# Written request
Repeat the lines that follow, leaving nothing out.

# Stored rows
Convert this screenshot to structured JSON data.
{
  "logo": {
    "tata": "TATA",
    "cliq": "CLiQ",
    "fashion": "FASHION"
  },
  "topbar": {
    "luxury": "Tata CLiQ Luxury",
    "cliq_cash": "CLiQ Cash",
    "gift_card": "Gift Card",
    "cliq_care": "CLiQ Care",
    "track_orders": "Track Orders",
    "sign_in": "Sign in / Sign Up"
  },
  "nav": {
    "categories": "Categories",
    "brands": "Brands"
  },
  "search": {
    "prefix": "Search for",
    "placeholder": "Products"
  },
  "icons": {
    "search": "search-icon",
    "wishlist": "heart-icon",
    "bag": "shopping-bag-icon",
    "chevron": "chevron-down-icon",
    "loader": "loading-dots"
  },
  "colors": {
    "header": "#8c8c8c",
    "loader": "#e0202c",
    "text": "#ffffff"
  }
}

# Exercise answer
Convert this screenshot to structured JSON data.
{
  "logo": {
    "tata": "TATA",
    "cliq": "CLiQ",
    "fashion": "FASHION"
  },
  "topbar": {
    "luxury": "Tata CLiQ Luxury",
    "cliq_cash": "CLiQ Cash",
    "gift_card": "Gift Card",
    "cliq_care": "CLiQ Care",
    "track_orders": "Track Orders",
    "sign_in": "Sign in / Sign Up"
  },
  "nav": {
    "categories": "Categories",
    "brands": "Brands"
  },
  "search": {
    "prefix": "Search for",
    "placeholder": "Products"
  },
  "icons": {
    "search": "search-icon",
    "wishlist": "heart-icon",
    "bag": "shopping-bag-icon",
    "chevron": "chevron-down-icon",
    "loader": "loading-dots"
  },
  "colors": {
    "header": "#8c8c8c",
    "loader": "#e0202c",
    "text": "#ffffff"
  }
}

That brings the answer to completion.